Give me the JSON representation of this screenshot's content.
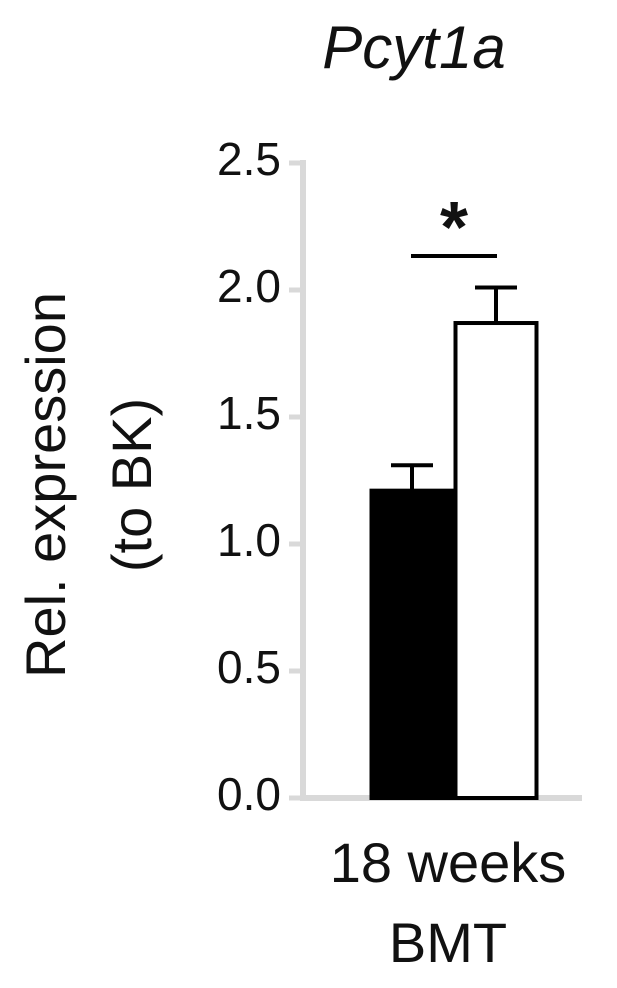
{
  "chart_data": {
    "type": "bar",
    "title": "Pcyt1a",
    "ylabel_lines": [
      "Rel. expression",
      "(to BK)"
    ],
    "xlabel_lines": [
      "18 weeks",
      "BMT"
    ],
    "ylim": [
      0,
      2.5
    ],
    "yticks": [
      "0.0",
      "0.5",
      "1.0",
      "1.5",
      "2.0",
      "2.5"
    ],
    "grid": false,
    "bars": [
      {
        "value": 1.21,
        "error": 0.1,
        "fill": "#000000"
      },
      {
        "value": 1.87,
        "error": 0.14,
        "fill": "#ffffff"
      }
    ],
    "significance": "*",
    "colors": {
      "axis": "#d9d9d9",
      "bar_edge": "#000000",
      "text": "#111111"
    }
  }
}
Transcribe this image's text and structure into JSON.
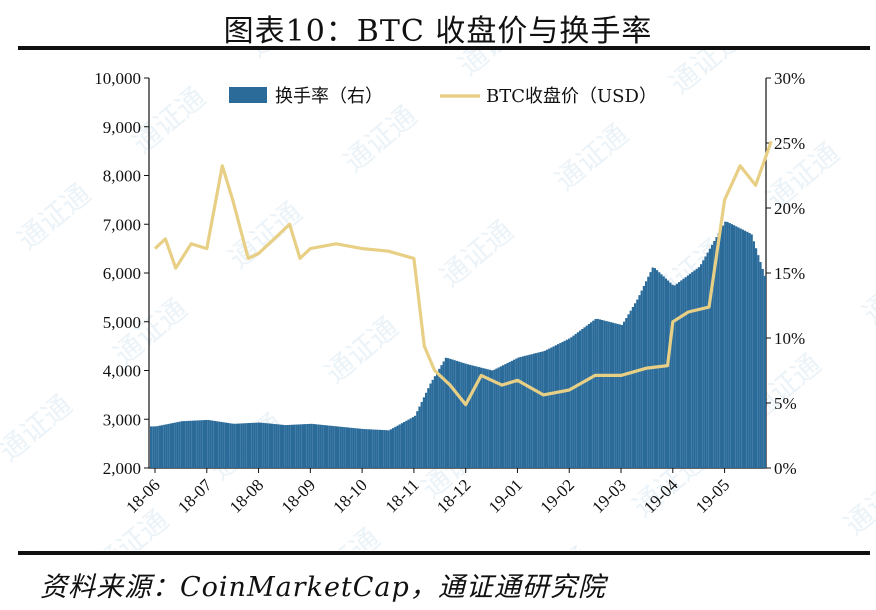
{
  "title": "图表10：BTC 收盘价与换手率",
  "source": "资料来源：CoinMarketCap，通证通研究院",
  "chart_data": {
    "type": "bar+line",
    "x_ticks": [
      "18-06",
      "18-07",
      "18-08",
      "18-09",
      "18-10",
      "18-11",
      "18-12",
      "19-01",
      "19-02",
      "19-03",
      "19-04",
      "19-05"
    ],
    "y_left": {
      "range": [
        2000,
        10000
      ],
      "ticks": [
        "2,000",
        "3,000",
        "4,000",
        "5,000",
        "6,000",
        "7,000",
        "8,000",
        "9,000",
        "10,000"
      ]
    },
    "y_right": {
      "range": [
        0,
        30
      ],
      "ticks": [
        "0%",
        "5%",
        "10%",
        "15%",
        "20%",
        "25%",
        "30%"
      ]
    },
    "legend": [
      "换手率（右）",
      "BTC收盘价（USD）"
    ],
    "colors": {
      "bar": "#2a6b9a",
      "line": "#e8cf86"
    },
    "series": [
      {
        "name": "换手率（右）",
        "type": "bar",
        "axis": "right",
        "unit": "%",
        "x": [
          "18-06",
          "18-06.5",
          "18-07",
          "18-07.5",
          "18-08",
          "18-08.5",
          "18-09",
          "18-09.5",
          "18-10",
          "18-10.5",
          "18-11",
          "18-11.3",
          "18-11.6",
          "18-12",
          "18-12.5",
          "19-01",
          "19-01.5",
          "19-02",
          "19-02.5",
          "19-03",
          "19-03.3",
          "19-03.6",
          "19-04",
          "19-04.5",
          "19-05",
          "19-05.5",
          "19-05.9"
        ],
        "values": [
          3.2,
          3.6,
          3.7,
          3.4,
          3.5,
          3.3,
          3.4,
          3.2,
          3.0,
          2.9,
          4.0,
          6.5,
          8.5,
          8.0,
          7.5,
          8.5,
          9.0,
          10.0,
          11.5,
          11.0,
          13.0,
          15.5,
          14.0,
          15.5,
          19.0,
          18.0,
          13.0
        ]
      },
      {
        "name": "BTC收盘价（USD）",
        "type": "line",
        "axis": "left",
        "unit": "USD",
        "x": [
          "18-06",
          "18-06.2",
          "18-06.4",
          "18-06.7",
          "18-07",
          "18-07.3",
          "18-07.5",
          "18-07.8",
          "18-08",
          "18-08.3",
          "18-08.6",
          "18-08.8",
          "18-09",
          "18-09.5",
          "18-10",
          "18-10.5",
          "18-11",
          "18-11.2",
          "18-11.4",
          "18-11.7",
          "18-12",
          "18-12.3",
          "18-12.7",
          "19-01",
          "19-01.5",
          "19-02",
          "19-02.5",
          "19-03",
          "19-03.5",
          "19-03.9",
          "19-04",
          "19-04.3",
          "19-04.7",
          "19-05",
          "19-05.3",
          "19-05.6",
          "19-05.9"
        ],
        "values": [
          6500,
          6700,
          6100,
          6600,
          6500,
          8200,
          7500,
          6300,
          6400,
          6700,
          7000,
          6300,
          6500,
          6600,
          6500,
          6450,
          6300,
          4500,
          4000,
          3700,
          3300,
          3900,
          3700,
          3800,
          3500,
          3600,
          3900,
          3900,
          4050,
          4100,
          5000,
          5200,
          5300,
          7500,
          8200,
          7800,
          8700
        ]
      }
    ]
  }
}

■ TASK REQUIREMENTS: Write out the material above once more, exactly as it reads, with no pictures.

■ TASK ANSWER:
Give me the JSON representation of this screenshot's content.
{
  "chart_data": {
    "type": "bar",
    "title": "Pcyt1a",
    "ylabel_lines": [
      "Rel. expression",
      "(to BK)"
    ],
    "xlabel_lines": [
      "18 weeks",
      "BMT"
    ],
    "ylim": [
      0,
      2.5
    ],
    "yticks": [
      "0.0",
      "0.5",
      "1.0",
      "1.5",
      "2.0",
      "2.5"
    ],
    "grid": false,
    "bars": [
      {
        "value": 1.21,
        "error": 0.1,
        "fill": "#000000"
      },
      {
        "value": 1.87,
        "error": 0.14,
        "fill": "#ffffff"
      }
    ],
    "significance": "*",
    "colors": {
      "axis": "#d9d9d9",
      "bar_edge": "#000000",
      "text": "#111111"
    }
  }
}
Transcribe this image's text and structure into JSON.
{
  "title": "图表10：BTC 收盘价与换手率",
  "source": "资料来源：CoinMarketCap，通证通研究院",
  "chart_data": {
    "type": "bar+line",
    "x_ticks": [
      "18-06",
      "18-07",
      "18-08",
      "18-09",
      "18-10",
      "18-11",
      "18-12",
      "19-01",
      "19-02",
      "19-03",
      "19-04",
      "19-05"
    ],
    "y_left": {
      "range": [
        2000,
        10000
      ],
      "ticks": [
        "2,000",
        "3,000",
        "4,000",
        "5,000",
        "6,000",
        "7,000",
        "8,000",
        "9,000",
        "10,000"
      ]
    },
    "y_right": {
      "range": [
        0,
        30
      ],
      "ticks": [
        "0%",
        "5%",
        "10%",
        "15%",
        "20%",
        "25%",
        "30%"
      ]
    },
    "legend": [
      "换手率（右）",
      "BTC收盘价（USD）"
    ],
    "colors": {
      "bar": "#2a6b9a",
      "line": "#e8cf86"
    },
    "series": [
      {
        "name": "换手率（右）",
        "type": "bar",
        "axis": "right",
        "unit": "%",
        "x": [
          "18-06",
          "18-06.5",
          "18-07",
          "18-07.5",
          "18-08",
          "18-08.5",
          "18-09",
          "18-09.5",
          "18-10",
          "18-10.5",
          "18-11",
          "18-11.3",
          "18-11.6",
          "18-12",
          "18-12.5",
          "19-01",
          "19-01.5",
          "19-02",
          "19-02.5",
          "19-03",
          "19-03.3",
          "19-03.6",
          "19-04",
          "19-04.5",
          "19-05",
          "19-05.5",
          "19-05.9"
        ],
        "values": [
          3.2,
          3.6,
          3.7,
          3.4,
          3.5,
          3.3,
          3.4,
          3.2,
          3.0,
          2.9,
          4.0,
          6.5,
          8.5,
          8.0,
          7.5,
          8.5,
          9.0,
          10.0,
          11.5,
          11.0,
          13.0,
          15.5,
          14.0,
          15.5,
          19.0,
          18.0,
          13.0
        ]
      },
      {
        "name": "BTC收盘价（USD）",
        "type": "line",
        "axis": "left",
        "unit": "USD",
        "x": [
          "18-06",
          "18-06.2",
          "18-06.4",
          "18-06.7",
          "18-07",
          "18-07.3",
          "18-07.5",
          "18-07.8",
          "18-08",
          "18-08.3",
          "18-08.6",
          "18-08.8",
          "18-09",
          "18-09.5",
          "18-10",
          "18-10.5",
          "18-11",
          "18-11.2",
          "18-11.4",
          "18-11.7",
          "18-12",
          "18-12.3",
          "18-12.7",
          "19-01",
          "19-01.5",
          "19-02",
          "19-02.5",
          "19-03",
          "19-03.5",
          "19-03.9",
          "19-04",
          "19-04.3",
          "19-04.7",
          "19-05",
          "19-05.3",
          "19-05.6",
          "19-05.9"
        ],
        "values": [
          6500,
          6700,
          6100,
          6600,
          6500,
          8200,
          7500,
          6300,
          6400,
          6700,
          7000,
          6300,
          6500,
          6600,
          6500,
          6450,
          6300,
          4500,
          4000,
          3700,
          3300,
          3900,
          3700,
          3800,
          3500,
          3600,
          3900,
          3900,
          4050,
          4100,
          5000,
          5200,
          5300,
          7500,
          8200,
          7800,
          8700
        ]
      }
    ]
  }
}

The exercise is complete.